§ Structured figure records:
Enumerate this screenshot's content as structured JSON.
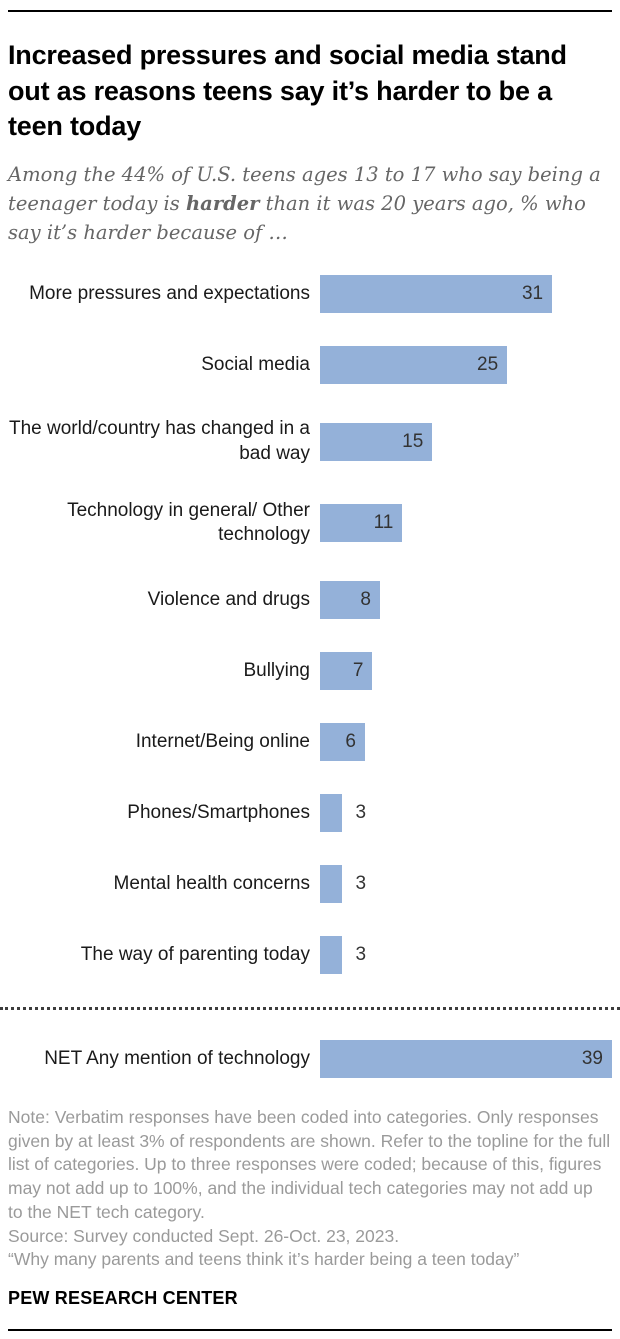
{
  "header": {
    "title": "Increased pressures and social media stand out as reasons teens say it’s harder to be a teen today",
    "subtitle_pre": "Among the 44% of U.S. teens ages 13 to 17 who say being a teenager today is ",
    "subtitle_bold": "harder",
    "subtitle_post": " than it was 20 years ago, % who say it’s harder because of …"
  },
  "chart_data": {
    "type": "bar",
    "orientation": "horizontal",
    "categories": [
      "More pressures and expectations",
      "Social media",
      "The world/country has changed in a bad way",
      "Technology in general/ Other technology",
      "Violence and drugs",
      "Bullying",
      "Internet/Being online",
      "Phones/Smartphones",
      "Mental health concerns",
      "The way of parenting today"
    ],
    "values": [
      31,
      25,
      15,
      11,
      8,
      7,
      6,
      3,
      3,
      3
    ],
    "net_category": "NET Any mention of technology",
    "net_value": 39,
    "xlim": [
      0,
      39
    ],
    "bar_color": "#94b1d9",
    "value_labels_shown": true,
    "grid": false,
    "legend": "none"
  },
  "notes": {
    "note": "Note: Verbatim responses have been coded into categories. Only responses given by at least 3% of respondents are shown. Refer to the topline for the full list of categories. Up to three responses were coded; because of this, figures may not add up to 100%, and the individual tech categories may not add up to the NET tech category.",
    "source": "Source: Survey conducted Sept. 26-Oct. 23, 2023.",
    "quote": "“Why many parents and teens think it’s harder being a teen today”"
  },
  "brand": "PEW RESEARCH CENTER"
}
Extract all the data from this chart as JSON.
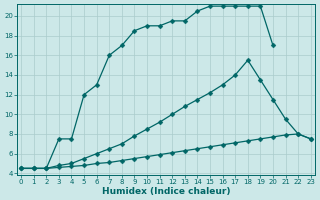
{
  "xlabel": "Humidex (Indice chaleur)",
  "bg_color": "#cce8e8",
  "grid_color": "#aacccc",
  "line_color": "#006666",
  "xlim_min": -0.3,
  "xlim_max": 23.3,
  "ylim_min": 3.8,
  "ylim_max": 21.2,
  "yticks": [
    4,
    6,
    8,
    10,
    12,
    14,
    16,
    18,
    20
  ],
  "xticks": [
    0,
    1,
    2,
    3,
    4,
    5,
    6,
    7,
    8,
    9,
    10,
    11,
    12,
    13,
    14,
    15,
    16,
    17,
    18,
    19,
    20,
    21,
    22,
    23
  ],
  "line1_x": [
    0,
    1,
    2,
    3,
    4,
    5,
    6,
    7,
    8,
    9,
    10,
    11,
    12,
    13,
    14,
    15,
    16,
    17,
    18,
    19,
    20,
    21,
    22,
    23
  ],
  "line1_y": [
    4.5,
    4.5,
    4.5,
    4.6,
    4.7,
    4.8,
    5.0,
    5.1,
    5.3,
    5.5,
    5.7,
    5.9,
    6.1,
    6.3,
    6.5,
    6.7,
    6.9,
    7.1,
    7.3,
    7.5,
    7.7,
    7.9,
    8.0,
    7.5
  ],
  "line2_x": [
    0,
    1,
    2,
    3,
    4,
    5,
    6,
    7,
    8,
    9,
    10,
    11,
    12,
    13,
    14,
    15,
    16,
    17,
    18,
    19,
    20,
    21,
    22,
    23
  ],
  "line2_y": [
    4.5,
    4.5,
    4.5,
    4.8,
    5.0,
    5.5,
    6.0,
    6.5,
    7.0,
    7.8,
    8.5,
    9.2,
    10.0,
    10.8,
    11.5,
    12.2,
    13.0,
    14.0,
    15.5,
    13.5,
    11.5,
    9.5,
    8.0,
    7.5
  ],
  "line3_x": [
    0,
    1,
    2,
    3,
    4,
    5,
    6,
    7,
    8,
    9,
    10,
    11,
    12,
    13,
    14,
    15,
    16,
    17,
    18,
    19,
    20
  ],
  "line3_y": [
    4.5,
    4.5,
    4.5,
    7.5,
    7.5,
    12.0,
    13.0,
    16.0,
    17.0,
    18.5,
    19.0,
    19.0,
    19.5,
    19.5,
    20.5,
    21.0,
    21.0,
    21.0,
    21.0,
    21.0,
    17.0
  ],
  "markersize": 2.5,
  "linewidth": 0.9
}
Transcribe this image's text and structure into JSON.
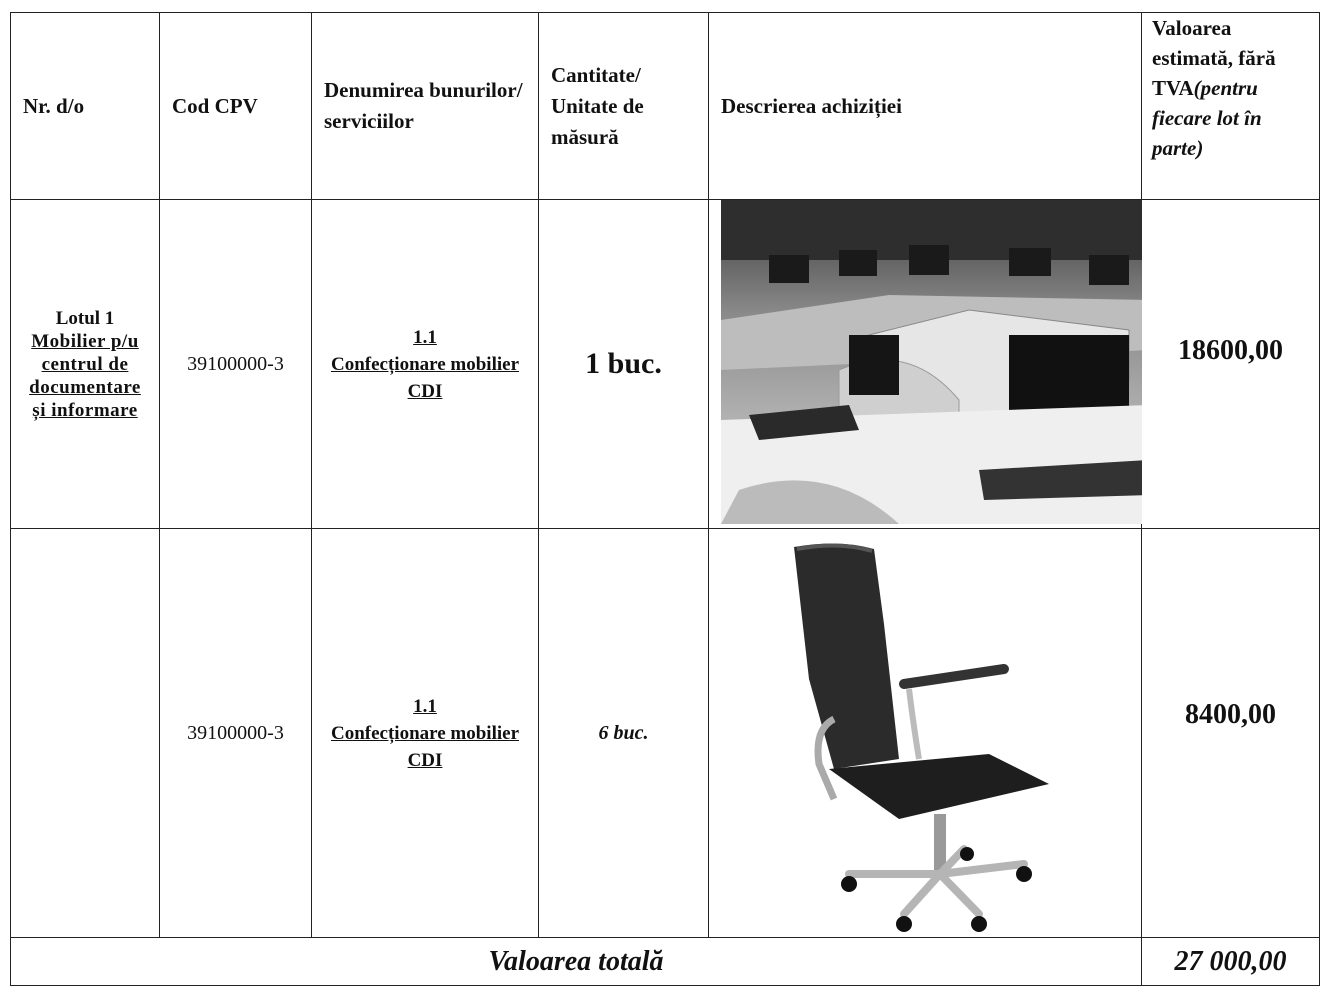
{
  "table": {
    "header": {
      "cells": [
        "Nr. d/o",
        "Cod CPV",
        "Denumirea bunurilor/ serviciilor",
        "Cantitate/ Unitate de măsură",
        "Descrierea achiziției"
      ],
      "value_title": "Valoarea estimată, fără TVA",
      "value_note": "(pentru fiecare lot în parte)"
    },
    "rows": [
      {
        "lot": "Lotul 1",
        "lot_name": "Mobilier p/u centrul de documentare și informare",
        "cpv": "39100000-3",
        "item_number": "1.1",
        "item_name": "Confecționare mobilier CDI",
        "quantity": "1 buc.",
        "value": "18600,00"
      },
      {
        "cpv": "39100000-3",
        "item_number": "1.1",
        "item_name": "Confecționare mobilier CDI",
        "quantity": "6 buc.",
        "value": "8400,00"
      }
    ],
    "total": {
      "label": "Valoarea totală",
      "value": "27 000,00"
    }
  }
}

§ EXERCISE DETAILS: Restate the records word for word, omitting images.

§ RESULT:
Enumerate this screenshot's content as structured JSON.
{
  "header": {
    "title": "Increased pressures and social media stand out as reasons teens say it’s harder to be a teen today",
    "subtitle_pre": "Among the 44% of U.S. teens ages 13 to 17 who say being a teenager today is ",
    "subtitle_bold": "harder",
    "subtitle_post": " than it was 20 years ago, % who say it’s harder because of …"
  },
  "chart_data": {
    "type": "bar",
    "orientation": "horizontal",
    "categories": [
      "More pressures and expectations",
      "Social media",
      "The world/country has changed in a bad way",
      "Technology in general/ Other technology",
      "Violence and drugs",
      "Bullying",
      "Internet/Being online",
      "Phones/Smartphones",
      "Mental health concerns",
      "The way of parenting today"
    ],
    "values": [
      31,
      25,
      15,
      11,
      8,
      7,
      6,
      3,
      3,
      3
    ],
    "net_category": "NET Any mention of technology",
    "net_value": 39,
    "xlim": [
      0,
      39
    ],
    "bar_color": "#94b1d9",
    "value_labels_shown": true,
    "grid": false,
    "legend": "none"
  },
  "notes": {
    "note": "Note: Verbatim responses have been coded into categories. Only responses given by at least 3% of respondents are shown. Refer to the topline for the full list of categories. Up to three responses were coded; because of this, figures may not add up to 100%, and the individual tech categories may not add up to the NET tech category.",
    "source": "Source: Survey conducted Sept. 26-Oct. 23, 2023.",
    "quote": "“Why many parents and teens think it’s harder being a teen today”"
  },
  "brand": "PEW RESEARCH CENTER"
}
Extract all the data from this chart as JSON.
{
  "xlabel": "Humidex (Indice chaleur)",
  "bg_color": "#cce8e8",
  "grid_color": "#aacccc",
  "line_color": "#006666",
  "xlim_min": -0.3,
  "xlim_max": 23.3,
  "ylim_min": 3.8,
  "ylim_max": 21.2,
  "yticks": [
    4,
    6,
    8,
    10,
    12,
    14,
    16,
    18,
    20
  ],
  "xticks": [
    0,
    1,
    2,
    3,
    4,
    5,
    6,
    7,
    8,
    9,
    10,
    11,
    12,
    13,
    14,
    15,
    16,
    17,
    18,
    19,
    20,
    21,
    22,
    23
  ],
  "line1_x": [
    0,
    1,
    2,
    3,
    4,
    5,
    6,
    7,
    8,
    9,
    10,
    11,
    12,
    13,
    14,
    15,
    16,
    17,
    18,
    19,
    20,
    21,
    22,
    23
  ],
  "line1_y": [
    4.5,
    4.5,
    4.5,
    4.6,
    4.7,
    4.8,
    5.0,
    5.1,
    5.3,
    5.5,
    5.7,
    5.9,
    6.1,
    6.3,
    6.5,
    6.7,
    6.9,
    7.1,
    7.3,
    7.5,
    7.7,
    7.9,
    8.0,
    7.5
  ],
  "line2_x": [
    0,
    1,
    2,
    3,
    4,
    5,
    6,
    7,
    8,
    9,
    10,
    11,
    12,
    13,
    14,
    15,
    16,
    17,
    18,
    19,
    20,
    21,
    22,
    23
  ],
  "line2_y": [
    4.5,
    4.5,
    4.5,
    4.8,
    5.0,
    5.5,
    6.0,
    6.5,
    7.0,
    7.8,
    8.5,
    9.2,
    10.0,
    10.8,
    11.5,
    12.2,
    13.0,
    14.0,
    15.5,
    13.5,
    11.5,
    9.5,
    8.0,
    7.5
  ],
  "line3_x": [
    0,
    1,
    2,
    3,
    4,
    5,
    6,
    7,
    8,
    9,
    10,
    11,
    12,
    13,
    14,
    15,
    16,
    17,
    18,
    19,
    20
  ],
  "line3_y": [
    4.5,
    4.5,
    4.5,
    7.5,
    7.5,
    12.0,
    13.0,
    16.0,
    17.0,
    18.5,
    19.0,
    19.0,
    19.5,
    19.5,
    20.5,
    21.0,
    21.0,
    21.0,
    21.0,
    21.0,
    17.0
  ],
  "markersize": 2.5,
  "linewidth": 0.9
}
Transcribe this image's text and structure into JSON.
{
  "table": {
    "header": {
      "cells": [
        "Nr. d/o",
        "Cod CPV",
        "Denumirea bunurilor/ serviciilor",
        "Cantitate/ Unitate de măsură",
        "Descrierea achiziției"
      ],
      "value_title": "Valoarea estimată, fără TVA",
      "value_note": "(pentru fiecare lot în parte)"
    },
    "rows": [
      {
        "lot": "Lotul 1",
        "lot_name": "Mobilier p/u centrul de documentare și informare",
        "cpv": "39100000-3",
        "item_number": "1.1",
        "item_name": "Confecționare mobilier CDI",
        "quantity": "1 buc.",
        "value": "18600,00"
      },
      {
        "cpv": "39100000-3",
        "item_number": "1.1",
        "item_name": "Confecționare mobilier CDI",
        "quantity": "6 buc.",
        "value": "8400,00"
      }
    ],
    "total": {
      "label": "Valoarea totală",
      "value": "27 000,00"
    }
  }
}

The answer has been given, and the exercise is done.